▶ Written problem
Write out the material exactly, with the pictures left out.

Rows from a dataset
[BEGIN]
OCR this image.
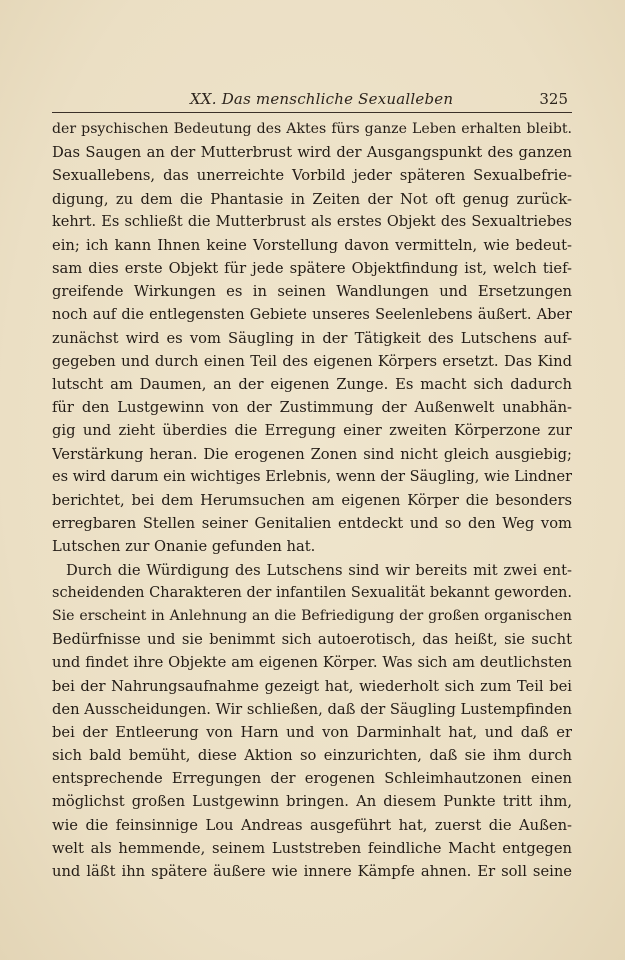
XX. Das menschliche Sexualleben	325
der psychischen Bedeutung des Aktes fürs ganze Leben erhalten bleibt.
Das Saugen an der Mutterbrust wird der Ausgangspunkt des ganzen
Sexuallebens, das unerreichte Vorbild jeder späteren Sexualbefrie-
digung, zu dem die Phantasie in Zeiten der Not oft genug zurück-
kehrt. Es schließt die Mutterbrust als erstes Objekt des Sexualtriebes
ein; ich kann Ihnen keine Vorstellung davon vermitteln, wie bedeut-
sam dies erste Objekt für jede spätere Objektfindung ist, welch tief-
greifende Wirkungen es in seinen Wandlungen und Ersetzungen
noch auf die entlegensten Gebiete unseres Seelenlebens äußert. Aber
zunächst wird es vom Säugling in der Tätigkeit des Lutschens auf-
gegeben und durch einen Teil des eigenen Körpers ersetzt. Das Kind
lutscht am Daumen, an der eigenen Zunge. Es macht sich dadurch
für den Lustgewinn von der Zustimmung der Außenwelt unabhän-
gig und zieht überdies die Erregung einer zweiten Körperzone zur
Verstärkung heran. Die erogenen Zonen sind nicht gleich ausgiebig;
es wird darum ein wichtiges Erlebnis, wenn der Säugling, wie Lindner
berichtet, bei dem Herumsuchen am eigenen Körper die besonders
erregbaren Stellen seiner Genitalien entdeckt und so den Weg vom
Lutschen zur Onanie gefunden hat.
Durch die Würdigung des Lutschens sind wir bereits mit zwei ent-
scheidenden Charakteren der infantilen Sexualität bekannt geworden.
Sie erscheint in Anlehnung an die Befriedigung der großen organischen
Bedürfnisse und sie benimmt sich autoerotisch, das heißt, sie sucht
und findet ihre Objekte am eigenen Körper. Was sich am deutlichsten
bei der Nahrungsaufnahme gezeigt hat, wiederholt sich zum Teil bei
den Ausscheidungen. Wir schließen, daß der Säugling Lustempfinden
bei der Entleerung von Harn und von Darminhalt hat, und daß er
sich bald bemüht, diese Aktion so einzurichten, daß sie ihm durch
entsprechende Erregungen der erogenen Schleimhautzonen einen
möglichst großen Lustgewinn bringen. An diesem Punkte tritt ihm,
wie die feinsinnige Lou Andreas ausgeführt hat, zuerst die Außen-
welt als hemmende, seinem Luststreben feindliche Macht entgegen
und läßt ihn spätere äußere wie innere Kämpfe ahnen. Er soll seine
[END]
▶ Worked solution
OCR this image.
XX. Das menschliche Sexualleben	325
der psychischen Bedeutung des Aktes fürs ganze Leben erhalten bleibt.
Das Saugen an der Mutterbrust wird der Ausgangspunkt des ganzen
Sexuallebens, das unerreichte Vorbild jeder späteren Sexualbefrie-
digung, zu dem die Phantasie in Zeiten der Not oft genug zurück-
kehrt. Es schließt die Mutterbrust als erstes Objekt des Sexualtriebes
ein; ich kann Ihnen keine Vorstellung davon vermitteln, wie bedeut-
sam dies erste Objekt für jede spätere Objektfindung ist, welch tief-
greifende Wirkungen es in seinen Wandlungen und Ersetzungen
noch auf die entlegensten Gebiete unseres Seelenlebens äußert. Aber
zunächst wird es vom Säugling in der Tätigkeit des Lutschens auf-
gegeben und durch einen Teil des eigenen Körpers ersetzt. Das Kind
lutscht am Daumen, an der eigenen Zunge. Es macht sich dadurch
für den Lustgewinn von der Zustimmung der Außenwelt unabhän-
gig und zieht überdies die Erregung einer zweiten Körperzone zur
Verstärkung heran. Die erogenen Zonen sind nicht gleich ausgiebig;
es wird darum ein wichtiges Erlebnis, wenn der Säugling, wie Lindner
berichtet, bei dem Herumsuchen am eigenen Körper die besonders
erregbaren Stellen seiner Genitalien entdeckt und so den Weg vom
Lutschen zur Onanie gefunden hat.
Durch die Würdigung des Lutschens sind wir bereits mit zwei ent-
scheidenden Charakteren der infantilen Sexualität bekannt geworden.
Sie erscheint in Anlehnung an die Befriedigung der großen organischen
Bedürfnisse und sie benimmt sich autoerotisch, das heißt, sie sucht
und findet ihre Objekte am eigenen Körper. Was sich am deutlichsten
bei der Nahrungsaufnahme gezeigt hat, wiederholt sich zum Teil bei
den Ausscheidungen. Wir schließen, daß der Säugling Lustempfinden
bei der Entleerung von Harn und von Darminhalt hat, und daß er
sich bald bemüht, diese Aktion so einzurichten, daß sie ihm durch
entsprechende Erregungen der erogenen Schleimhautzonen einen
möglichst großen Lustgewinn bringen. An diesem Punkte tritt ihm,
wie die feinsinnige Lou Andreas ausgeführt hat, zuerst die Außen-
welt als hemmende, seinem Luststreben feindliche Macht entgegen
und läßt ihn spätere äußere wie innere Kämpfe ahnen. Er soll seine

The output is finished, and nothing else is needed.